▸ **EXERCISE DESCRIPTION**: Gather every line that includes the word "Deflection", please.

▸ **RECORDS SUPPLIED**:

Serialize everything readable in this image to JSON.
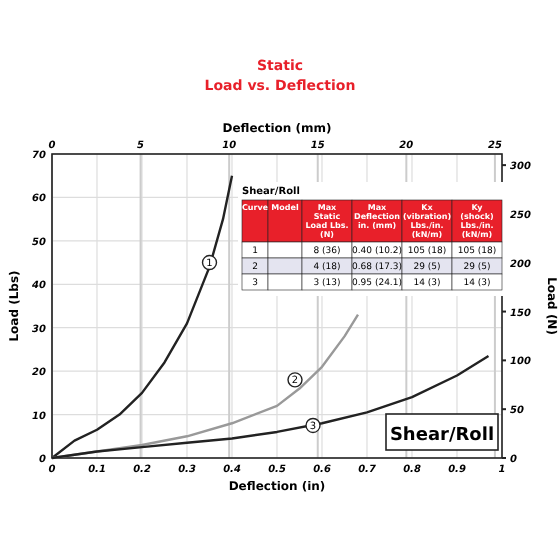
{
  "chart_data": {
    "type": "line",
    "title": "Static",
    "subtitle": "Load vs. Deflection",
    "xlabel": "Deflection (in)",
    "ylabel": "Load (Lbs)",
    "y2label": "Load (N)",
    "x2label": "Deflection (mm)",
    "xlim": [
      0,
      1
    ],
    "xticks": [
      0,
      0.1,
      0.2,
      0.3,
      0.4,
      0.5,
      0.6,
      0.7,
      0.8,
      0.9,
      1
    ],
    "ylim": [
      0,
      70
    ],
    "yticks": [
      0,
      10,
      20,
      30,
      40,
      50,
      60,
      70
    ],
    "x2lim": [
      0,
      25.4
    ],
    "x2ticks": [
      0,
      5,
      10,
      15,
      20,
      25
    ],
    "y2lim": [
      0,
      311.4
    ],
    "y2ticks": [
      0,
      50,
      100,
      150,
      200,
      250,
      300
    ],
    "grid": true,
    "line_style": "solid",
    "series": [
      {
        "color": "#222222",
        "x": [
          0,
          0.05,
          0.1,
          0.15,
          0.2,
          0.25,
          0.3,
          0.35,
          0.38,
          0.4
        ],
        "values": [
          0,
          4,
          6.5,
          10,
          15,
          22,
          31,
          44,
          55,
          65
        ]
      },
      {
        "color": "#999999",
        "x": [
          0,
          0.1,
          0.2,
          0.3,
          0.4,
          0.5,
          0.55,
          0.6,
          0.65,
          0.68
        ],
        "values": [
          0,
          1.5,
          3,
          5,
          8,
          12,
          16,
          21,
          28,
          33
        ]
      },
      {
        "color": "#222222",
        "x": [
          0,
          0.1,
          0.2,
          0.3,
          0.4,
          0.5,
          0.6,
          0.7,
          0.8,
          0.9,
          0.97
        ],
        "values": [
          0,
          1.5,
          2.5,
          3.5,
          4.5,
          6,
          8,
          10.5,
          14,
          19,
          23.5
        ]
      }
    ],
    "annotations": [
      {
        "text": "1",
        "x": 0.35,
        "y": 45
      },
      {
        "text": "2",
        "x": 0.54,
        "y": 18
      },
      {
        "text": "3",
        "x": 0.58,
        "y": 7.5
      },
      "Shear/Roll",
      "Shear/Roll",
      "Curve",
      "Model",
      "Max Static Load Lbs. (N)",
      "Max Deflection in. (mm)",
      "Kx (vibration) Lbs./in. (kN/m)",
      "Ky (shock) Lbs./in. (kN/m)",
      "1",
      "8 (36)",
      "0.40 (10.2)",
      "105 (18)",
      "105 (18)",
      "2",
      "4 (18)",
      "0.68 (17.3)",
      "29 (5)",
      "29 (5)",
      "3",
      "3 (13)",
      "0.95 (24.1)",
      "14 (3)",
      "14 (3)"
    ]
  }
}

▸ **FINAL RESULT**:
    "subtitle": "Load vs. Deflection",
    "xlabel": "Deflection (in)",
    "x2label": "Deflection (mm)",
      "Max Deflection in. (mm)",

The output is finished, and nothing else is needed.